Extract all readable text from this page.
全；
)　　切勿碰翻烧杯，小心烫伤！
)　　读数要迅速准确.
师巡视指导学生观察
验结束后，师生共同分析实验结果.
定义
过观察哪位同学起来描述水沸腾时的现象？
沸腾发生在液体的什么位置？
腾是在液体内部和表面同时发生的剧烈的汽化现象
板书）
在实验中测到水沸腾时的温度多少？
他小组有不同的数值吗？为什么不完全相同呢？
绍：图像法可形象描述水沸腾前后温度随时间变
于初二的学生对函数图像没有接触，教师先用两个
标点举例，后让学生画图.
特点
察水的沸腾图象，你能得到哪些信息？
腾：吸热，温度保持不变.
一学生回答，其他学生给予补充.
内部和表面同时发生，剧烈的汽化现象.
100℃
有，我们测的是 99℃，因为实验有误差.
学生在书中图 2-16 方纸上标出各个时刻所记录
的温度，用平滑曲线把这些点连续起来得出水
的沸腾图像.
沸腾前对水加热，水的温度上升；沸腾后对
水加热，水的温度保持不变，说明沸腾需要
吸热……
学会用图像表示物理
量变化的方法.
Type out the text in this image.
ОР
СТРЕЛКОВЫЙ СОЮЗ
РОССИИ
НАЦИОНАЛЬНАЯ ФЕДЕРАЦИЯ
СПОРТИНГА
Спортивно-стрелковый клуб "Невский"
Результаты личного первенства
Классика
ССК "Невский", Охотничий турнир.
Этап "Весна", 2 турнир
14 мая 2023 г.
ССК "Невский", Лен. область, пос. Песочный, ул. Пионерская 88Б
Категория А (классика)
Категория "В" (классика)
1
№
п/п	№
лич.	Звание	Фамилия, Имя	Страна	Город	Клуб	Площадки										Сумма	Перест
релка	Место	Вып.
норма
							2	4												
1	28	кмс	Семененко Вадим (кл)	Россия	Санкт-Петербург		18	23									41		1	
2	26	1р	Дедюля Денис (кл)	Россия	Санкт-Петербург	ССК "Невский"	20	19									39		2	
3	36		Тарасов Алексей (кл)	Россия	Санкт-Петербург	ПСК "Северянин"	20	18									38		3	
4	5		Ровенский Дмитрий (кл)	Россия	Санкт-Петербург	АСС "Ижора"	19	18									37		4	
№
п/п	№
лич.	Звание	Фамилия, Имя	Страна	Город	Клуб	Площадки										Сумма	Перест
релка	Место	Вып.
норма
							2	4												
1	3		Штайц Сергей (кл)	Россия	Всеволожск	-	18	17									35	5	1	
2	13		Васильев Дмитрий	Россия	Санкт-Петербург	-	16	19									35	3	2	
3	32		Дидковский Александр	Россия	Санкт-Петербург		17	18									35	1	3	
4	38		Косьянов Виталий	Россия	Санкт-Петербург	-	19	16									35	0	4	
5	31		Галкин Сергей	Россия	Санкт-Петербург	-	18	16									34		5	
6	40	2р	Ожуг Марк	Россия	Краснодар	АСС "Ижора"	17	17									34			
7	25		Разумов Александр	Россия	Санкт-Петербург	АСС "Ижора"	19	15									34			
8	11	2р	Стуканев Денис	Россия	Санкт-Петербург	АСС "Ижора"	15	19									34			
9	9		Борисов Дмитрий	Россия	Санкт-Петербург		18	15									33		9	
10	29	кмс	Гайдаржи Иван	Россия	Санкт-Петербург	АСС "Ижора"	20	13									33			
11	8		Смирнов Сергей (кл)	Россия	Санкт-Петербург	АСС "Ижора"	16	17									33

• [TASK DIRECTIONS]: Tally every line of the listing that holds the string "Невский", then give the number by itself.

• [ANSWER]: 4